### TASK PROMPT:
Leaving out the pictures, retype all the material exactly.

# start of DATASET EXCERPTS

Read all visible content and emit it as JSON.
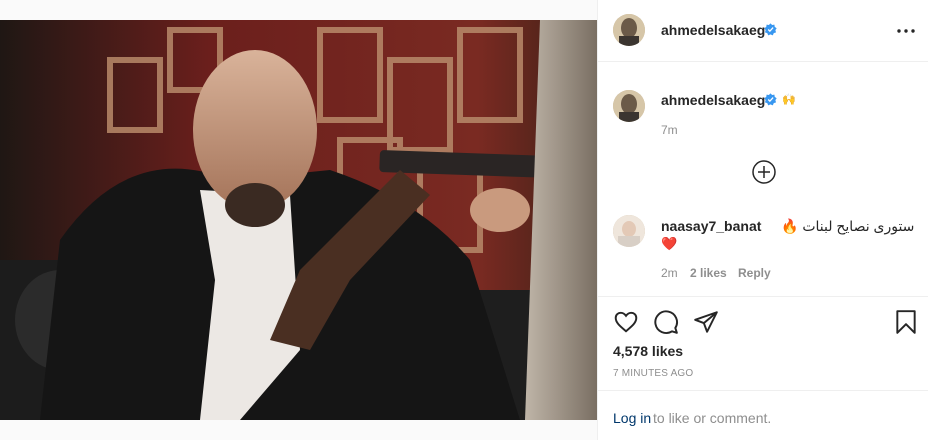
{
  "post": {
    "username": "ahmedelsakaeg",
    "caption_emoji": "🙌",
    "caption_time": "7m",
    "likes": "4,578 likes",
    "time_ago": "7 MINUTES AGO",
    "image_alt": "Man in black hoodie aiming a shotgun"
  },
  "comment": {
    "username": "naasay7_banat",
    "text": "ستورى نصايح لبنات 🔥",
    "emoji": "❤️",
    "time": "2m",
    "likes": "2 likes",
    "reply_label": "Reply"
  },
  "login": {
    "link": "Log in",
    "text": "to like or comment."
  },
  "colors": {
    "verified": "#3897f0",
    "link": "#00376b",
    "muted": "#8e8e8e",
    "heart": "#ed4956"
  }
}
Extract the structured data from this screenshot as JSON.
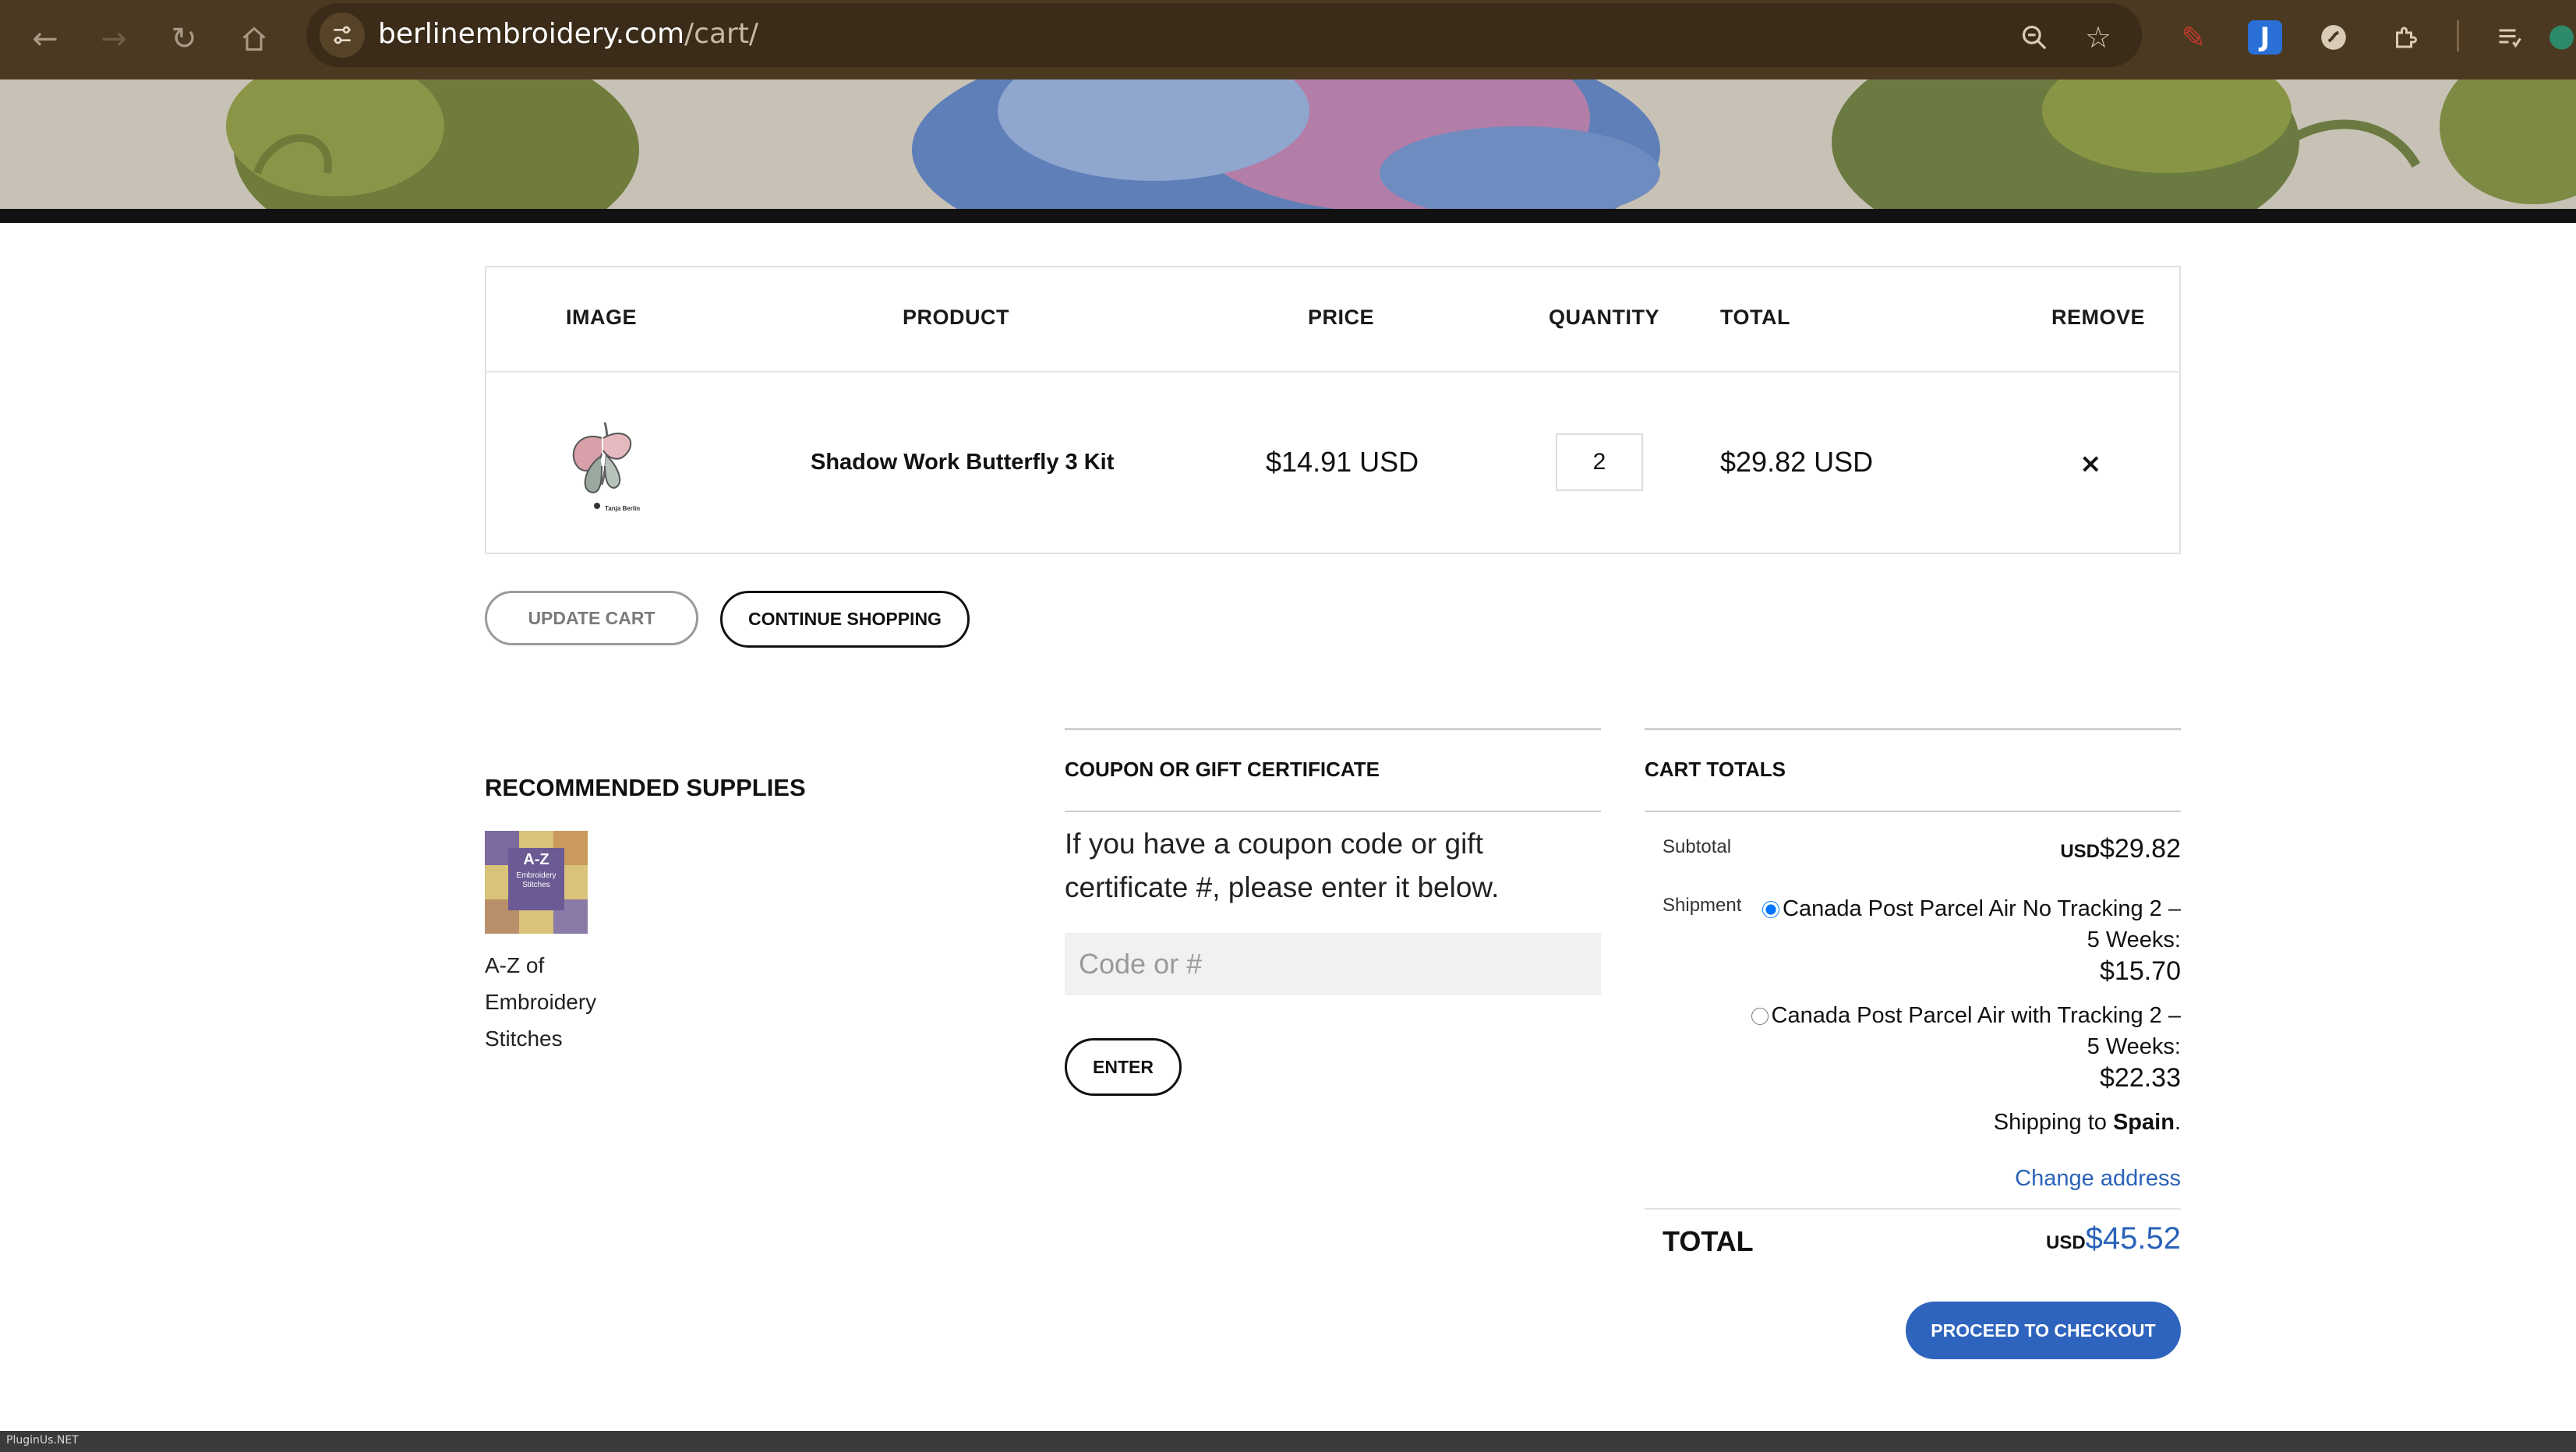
{
  "browser": {
    "url_domain": "berlinembroidery.com",
    "url_path": "/cart/",
    "icons": {
      "back": "arrow-left-icon",
      "forward": "arrow-right-icon",
      "reload": "reload-icon",
      "home": "home-icon",
      "site_info": "tune-icon",
      "zoom": "zoom-icon",
      "bookmark": "star-icon",
      "extensions": "puzzle-icon"
    },
    "accent": "#4b3922"
  },
  "cart": {
    "headers": {
      "image": "IMAGE",
      "product": "PRODUCT",
      "price": "PRICE",
      "quantity": "QUANTITY",
      "total": "TOTAL",
      "remove": "REMOVE"
    },
    "item": {
      "name": "Shadow Work Butterfly 3 Kit",
      "price": "$14.91 USD",
      "quantity": "2",
      "total": "$29.82 USD",
      "remove_symbol": "×",
      "thumb_caption": "Tanja Berlin"
    },
    "update_label": "UPDATE CART",
    "continue_label": "CONTINUE SHOPPING"
  },
  "recommended": {
    "title": "RECOMMENDED SUPPLIES",
    "thumb_title": "A-Z",
    "thumb_subtitle": "Embroidery Stitches",
    "item_name": "A-Z of Embroidery Stitches"
  },
  "coupon": {
    "title": "COUPON OR GIFT CERTIFICATE",
    "text": "If you have a coupon code or gift certificate #, please enter it below.",
    "placeholder": "Code or #",
    "enter_label": "ENTER"
  },
  "totals": {
    "title": "CART TOTALS",
    "subtotal_label": "Subtotal",
    "currency": "USD",
    "subtotal_value": "$29.82",
    "shipment_label": "Shipment",
    "options": [
      {
        "label": "Canada Post Parcel Air No Tracking 2 – 5 Weeks:",
        "amount": "$15.70",
        "selected": true
      },
      {
        "label": "Canada Post Parcel Air with Tracking 2 – 5 Weeks:",
        "amount": "$22.33",
        "selected": false
      }
    ],
    "shipping_to_prefix": "Shipping to ",
    "shipping_country": "Spain",
    "shipping_to_suffix": ".",
    "change_address": "Change address",
    "total_label": "TOTAL",
    "total_value": "$45.52",
    "checkout_label": "PROCEED TO CHECKOUT",
    "accent": "#2e64bd"
  },
  "footer": {
    "label": "PluginUs.NET"
  }
}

# end of DATASET EXCERPTS

### EXERCISE SOLUTION:
Read all visible content and emit it as JSON.
{
  "post": {
    "username": "ahmedelsakaeg",
    "caption_emoji": "🙌",
    "caption_time": "7m",
    "likes": "4,578 likes",
    "time_ago": "7 MINUTES AGO",
    "image_alt": "Man in black hoodie aiming a shotgun"
  },
  "comment": {
    "username": "naasay7_banat",
    "text": "ستورى نصايح لبنات 🔥",
    "emoji": "❤️",
    "time": "2m",
    "likes": "2 likes",
    "reply_label": "Reply"
  },
  "login": {
    "link": "Log in",
    "text": "to like or comment."
  },
  "colors": {
    "verified": "#3897f0",
    "link": "#00376b",
    "muted": "#8e8e8e",
    "heart": "#ed4956"
  }
}
Extract the structured data from this screenshot as JSON.
{
  "browser": {
    "url_domain": "berlinembroidery.com",
    "url_path": "/cart/",
    "icons": {
      "back": "arrow-left-icon",
      "forward": "arrow-right-icon",
      "reload": "reload-icon",
      "home": "home-icon",
      "site_info": "tune-icon",
      "zoom": "zoom-icon",
      "bookmark": "star-icon",
      "extensions": "puzzle-icon"
    },
    "accent": "#4b3922"
  },
  "cart": {
    "headers": {
      "image": "IMAGE",
      "product": "PRODUCT",
      "price": "PRICE",
      "quantity": "QUANTITY",
      "total": "TOTAL",
      "remove": "REMOVE"
    },
    "item": {
      "name": "Shadow Work Butterfly 3 Kit",
      "price": "$14.91 USD",
      "quantity": "2",
      "total": "$29.82 USD",
      "remove_symbol": "×",
      "thumb_caption": "Tanja Berlin"
    },
    "update_label": "UPDATE CART",
    "continue_label": "CONTINUE SHOPPING"
  },
  "recommended": {
    "title": "RECOMMENDED SUPPLIES",
    "thumb_title": "A-Z",
    "thumb_subtitle": "Embroidery Stitches",
    "item_name": "A-Z of Embroidery Stitches"
  },
  "coupon": {
    "title": "COUPON OR GIFT CERTIFICATE",
    "text": "If you have a coupon code or gift certificate #, please enter it below.",
    "placeholder": "Code or #",
    "enter_label": "ENTER"
  },
  "totals": {
    "title": "CART TOTALS",
    "subtotal_label": "Subtotal",
    "currency": "USD",
    "subtotal_value": "$29.82",
    "shipment_label": "Shipment",
    "options": [
      {
        "label": "Canada Post Parcel Air No Tracking 2 – 5 Weeks:",
        "amount": "$15.70",
        "selected": true
      },
      {
        "label": "Canada Post Parcel Air with Tracking 2 – 5 Weeks:",
        "amount": "$22.33",
        "selected": false
      }
    ],
    "shipping_to_prefix": "Shipping to ",
    "shipping_country": "Spain",
    "shipping_to_suffix": ".",
    "change_address": "Change address",
    "total_label": "TOTAL",
    "total_value": "$45.52",
    "checkout_label": "PROCEED TO CHECKOUT",
    "accent": "#2e64bd"
  },
  "footer": {
    "label": "PluginUs.NET"
  }
}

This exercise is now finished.